Compile every line that includes the word "content".
- - -
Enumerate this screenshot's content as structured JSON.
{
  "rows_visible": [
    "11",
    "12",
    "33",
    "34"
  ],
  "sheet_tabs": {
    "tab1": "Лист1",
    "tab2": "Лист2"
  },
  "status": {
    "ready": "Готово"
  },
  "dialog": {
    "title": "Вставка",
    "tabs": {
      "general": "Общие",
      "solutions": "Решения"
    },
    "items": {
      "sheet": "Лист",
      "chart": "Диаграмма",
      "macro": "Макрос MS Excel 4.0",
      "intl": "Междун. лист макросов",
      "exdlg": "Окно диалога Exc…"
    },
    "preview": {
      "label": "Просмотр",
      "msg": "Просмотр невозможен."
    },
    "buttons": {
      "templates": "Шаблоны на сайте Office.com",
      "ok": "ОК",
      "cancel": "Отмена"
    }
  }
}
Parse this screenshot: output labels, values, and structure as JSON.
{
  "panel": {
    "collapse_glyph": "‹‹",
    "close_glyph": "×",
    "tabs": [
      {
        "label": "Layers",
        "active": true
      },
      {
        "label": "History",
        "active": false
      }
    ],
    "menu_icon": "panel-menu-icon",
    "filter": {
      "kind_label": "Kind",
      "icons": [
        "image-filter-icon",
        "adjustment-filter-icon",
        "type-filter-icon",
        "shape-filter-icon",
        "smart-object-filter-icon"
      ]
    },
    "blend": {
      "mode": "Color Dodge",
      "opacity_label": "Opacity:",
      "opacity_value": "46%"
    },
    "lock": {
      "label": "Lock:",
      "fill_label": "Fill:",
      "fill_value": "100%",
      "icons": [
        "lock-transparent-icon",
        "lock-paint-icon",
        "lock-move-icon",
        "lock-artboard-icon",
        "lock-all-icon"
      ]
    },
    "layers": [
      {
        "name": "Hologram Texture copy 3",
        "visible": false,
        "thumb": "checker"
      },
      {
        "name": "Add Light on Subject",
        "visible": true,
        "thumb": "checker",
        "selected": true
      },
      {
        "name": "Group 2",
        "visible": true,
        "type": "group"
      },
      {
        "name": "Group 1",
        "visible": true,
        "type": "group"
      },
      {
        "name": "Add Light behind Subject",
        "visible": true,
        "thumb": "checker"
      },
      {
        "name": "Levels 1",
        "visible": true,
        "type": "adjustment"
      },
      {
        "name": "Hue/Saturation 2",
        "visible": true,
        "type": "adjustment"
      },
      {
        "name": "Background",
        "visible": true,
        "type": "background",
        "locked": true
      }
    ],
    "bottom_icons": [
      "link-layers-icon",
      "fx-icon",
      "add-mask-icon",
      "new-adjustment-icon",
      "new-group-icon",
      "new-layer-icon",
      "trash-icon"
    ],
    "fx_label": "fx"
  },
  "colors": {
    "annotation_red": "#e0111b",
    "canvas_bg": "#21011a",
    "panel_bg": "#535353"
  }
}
- - -
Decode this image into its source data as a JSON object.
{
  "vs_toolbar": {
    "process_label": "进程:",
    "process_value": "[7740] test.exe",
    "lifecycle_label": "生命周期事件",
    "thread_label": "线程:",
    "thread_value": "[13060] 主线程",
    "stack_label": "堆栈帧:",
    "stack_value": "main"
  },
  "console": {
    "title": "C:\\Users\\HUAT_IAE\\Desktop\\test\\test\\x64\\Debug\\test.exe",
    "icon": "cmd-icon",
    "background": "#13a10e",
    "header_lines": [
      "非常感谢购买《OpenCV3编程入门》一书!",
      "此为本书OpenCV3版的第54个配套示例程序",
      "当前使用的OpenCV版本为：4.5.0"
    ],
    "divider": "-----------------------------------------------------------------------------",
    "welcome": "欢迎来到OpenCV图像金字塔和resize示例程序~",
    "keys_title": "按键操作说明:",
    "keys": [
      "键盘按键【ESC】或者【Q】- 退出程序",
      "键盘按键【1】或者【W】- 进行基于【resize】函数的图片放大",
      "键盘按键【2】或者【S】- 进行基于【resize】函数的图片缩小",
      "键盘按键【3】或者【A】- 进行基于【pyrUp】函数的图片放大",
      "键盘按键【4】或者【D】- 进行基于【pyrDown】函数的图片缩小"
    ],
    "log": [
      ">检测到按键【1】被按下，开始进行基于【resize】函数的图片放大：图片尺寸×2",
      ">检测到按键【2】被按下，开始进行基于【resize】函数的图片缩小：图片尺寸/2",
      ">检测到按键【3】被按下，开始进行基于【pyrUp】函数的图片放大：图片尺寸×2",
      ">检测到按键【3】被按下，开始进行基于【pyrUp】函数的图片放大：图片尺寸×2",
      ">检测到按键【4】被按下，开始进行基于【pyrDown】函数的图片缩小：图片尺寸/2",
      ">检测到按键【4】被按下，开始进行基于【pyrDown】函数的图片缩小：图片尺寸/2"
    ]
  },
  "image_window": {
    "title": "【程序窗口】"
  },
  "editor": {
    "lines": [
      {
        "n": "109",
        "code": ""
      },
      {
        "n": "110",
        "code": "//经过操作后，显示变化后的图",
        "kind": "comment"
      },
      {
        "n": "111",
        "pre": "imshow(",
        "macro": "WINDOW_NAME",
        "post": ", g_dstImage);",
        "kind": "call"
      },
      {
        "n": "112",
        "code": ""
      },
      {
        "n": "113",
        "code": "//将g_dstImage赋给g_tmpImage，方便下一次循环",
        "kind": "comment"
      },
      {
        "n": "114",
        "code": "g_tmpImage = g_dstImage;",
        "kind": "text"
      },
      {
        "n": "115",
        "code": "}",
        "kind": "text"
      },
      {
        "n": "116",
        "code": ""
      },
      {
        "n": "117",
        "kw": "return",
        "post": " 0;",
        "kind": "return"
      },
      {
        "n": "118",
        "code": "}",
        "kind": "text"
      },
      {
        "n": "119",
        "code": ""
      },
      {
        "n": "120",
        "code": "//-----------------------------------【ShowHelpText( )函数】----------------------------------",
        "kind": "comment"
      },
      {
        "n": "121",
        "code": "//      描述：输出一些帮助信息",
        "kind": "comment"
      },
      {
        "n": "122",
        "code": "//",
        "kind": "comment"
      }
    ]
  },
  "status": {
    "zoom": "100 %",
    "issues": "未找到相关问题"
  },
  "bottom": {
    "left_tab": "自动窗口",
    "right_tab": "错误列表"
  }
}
- - -
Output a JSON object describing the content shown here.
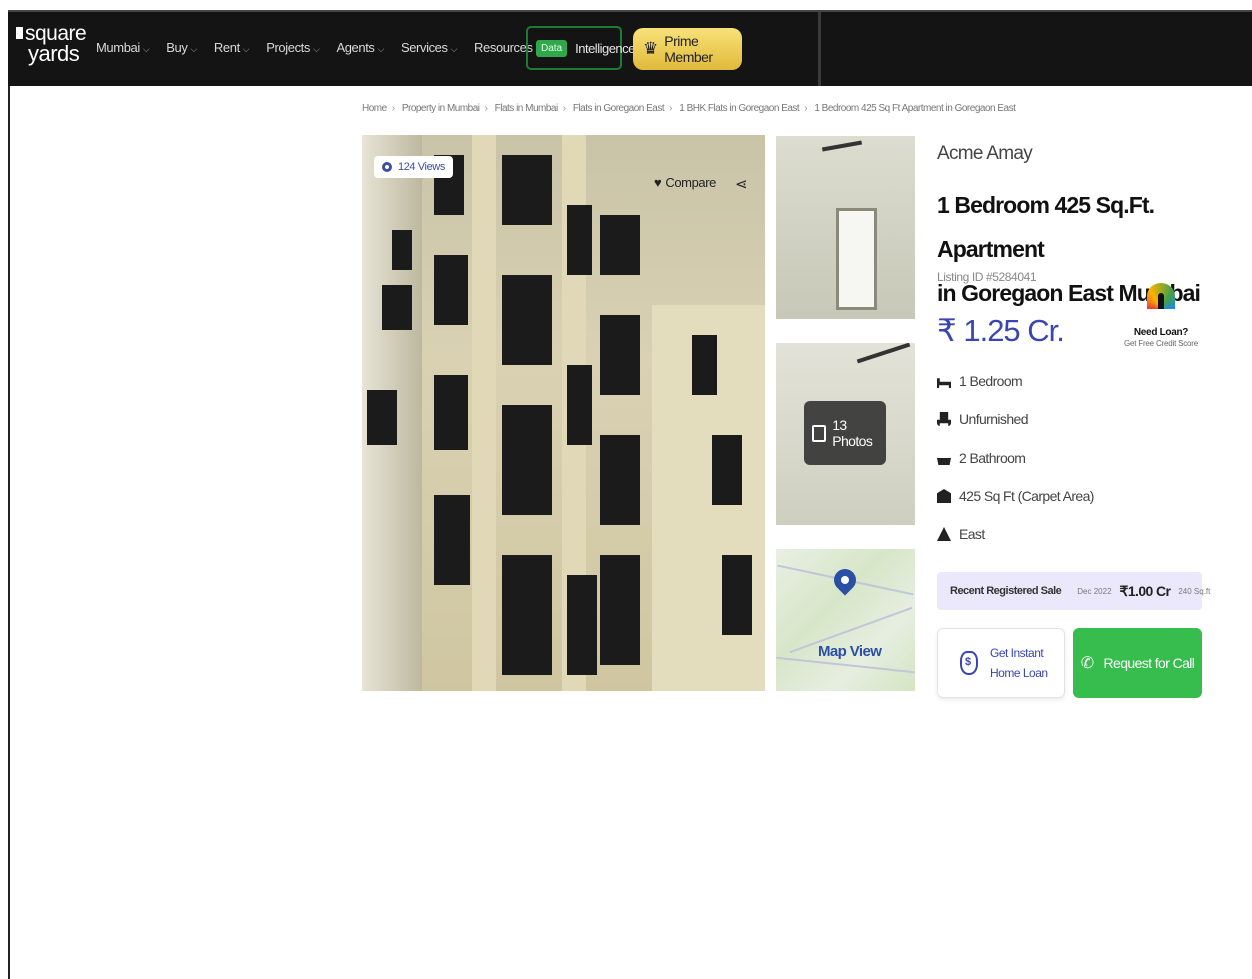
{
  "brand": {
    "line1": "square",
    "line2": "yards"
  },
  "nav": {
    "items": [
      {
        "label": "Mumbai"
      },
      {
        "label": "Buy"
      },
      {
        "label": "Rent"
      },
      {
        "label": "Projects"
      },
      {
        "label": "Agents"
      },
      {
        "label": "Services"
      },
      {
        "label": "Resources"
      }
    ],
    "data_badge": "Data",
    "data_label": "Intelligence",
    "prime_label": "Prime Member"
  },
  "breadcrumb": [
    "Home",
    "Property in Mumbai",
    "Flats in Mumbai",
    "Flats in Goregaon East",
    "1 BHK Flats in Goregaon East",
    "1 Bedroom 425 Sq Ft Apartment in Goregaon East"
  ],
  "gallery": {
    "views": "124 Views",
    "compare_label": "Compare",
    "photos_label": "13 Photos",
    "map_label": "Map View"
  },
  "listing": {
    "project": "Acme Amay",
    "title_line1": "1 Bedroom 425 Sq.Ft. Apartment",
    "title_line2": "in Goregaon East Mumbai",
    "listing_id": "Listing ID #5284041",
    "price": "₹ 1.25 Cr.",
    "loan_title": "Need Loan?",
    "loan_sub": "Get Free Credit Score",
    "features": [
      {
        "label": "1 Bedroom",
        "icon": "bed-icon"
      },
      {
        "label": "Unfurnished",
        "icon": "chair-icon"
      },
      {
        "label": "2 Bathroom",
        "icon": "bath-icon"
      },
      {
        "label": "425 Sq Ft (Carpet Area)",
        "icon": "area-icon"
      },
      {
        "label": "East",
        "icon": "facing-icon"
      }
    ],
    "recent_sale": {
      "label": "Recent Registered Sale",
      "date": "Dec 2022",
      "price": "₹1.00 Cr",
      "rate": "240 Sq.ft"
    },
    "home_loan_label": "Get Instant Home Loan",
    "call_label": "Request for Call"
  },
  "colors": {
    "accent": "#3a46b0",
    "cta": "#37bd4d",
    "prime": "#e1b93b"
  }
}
- - -
#### [Answer below]
Enumerate this screenshot's content as structured JSON.
Output a JSON object describing the content shown here.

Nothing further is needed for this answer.